[start]

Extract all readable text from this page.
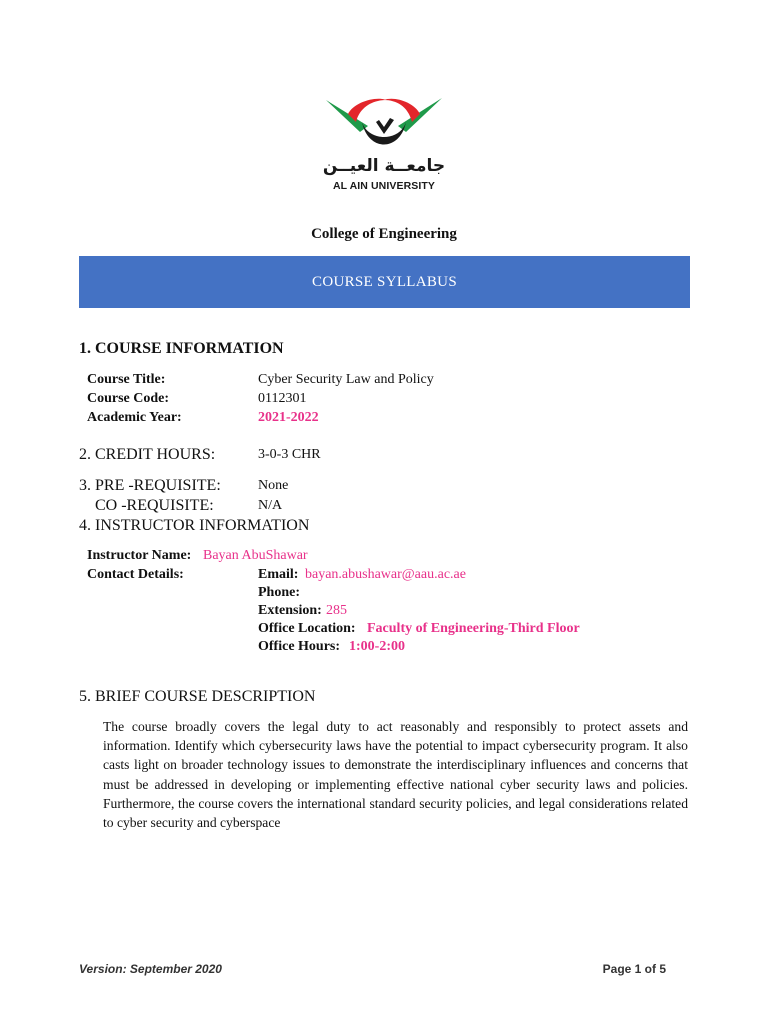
جامعــة العيــن
AL AIN UNIVERSITY
College of Engineering
COURSE SYLLABUS
1. COURSE INFORMATION
Course Title:	Cyber Security Law and Policy
Course Code:	0112301
Academic Year:	2021-2022
2. CREDIT HOURS:	3-0-3 CHR
3. PRE -REQUISITE:	None
CO -REQUISITE:	N/A
4. INSTRUCTOR INFORMATION
Instructor Name: Bayan AbuShawar
Contact Details:	Email: bayan.abushawar@aau.ac.ae
Phone:
Extension: 285
Office Location: Faculty of Engineering-Third Floor
Office Hours: 1:00-2:00
5. BRIEF COURSE DESCRIPTION
The course broadly covers the legal duty to act reasonably and responsibly to protect assets and information. Identify which cybersecurity laws have the potential to impact cybersecurity program. It also casts light on broader technology issues to demonstrate the interdisciplinary influences and concerns that must be addressed in developing or implementing effective national cyber security laws and policies. Furthermore, the course covers the international standard security policies, and legal considerations related to cyber security and cyberspace
Version: September 2020	Page 1 of 5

[end]

Show the lines of the material that contain the word "Engineering".

College of Engineering
Office Location: Faculty of Engineering-Third Floor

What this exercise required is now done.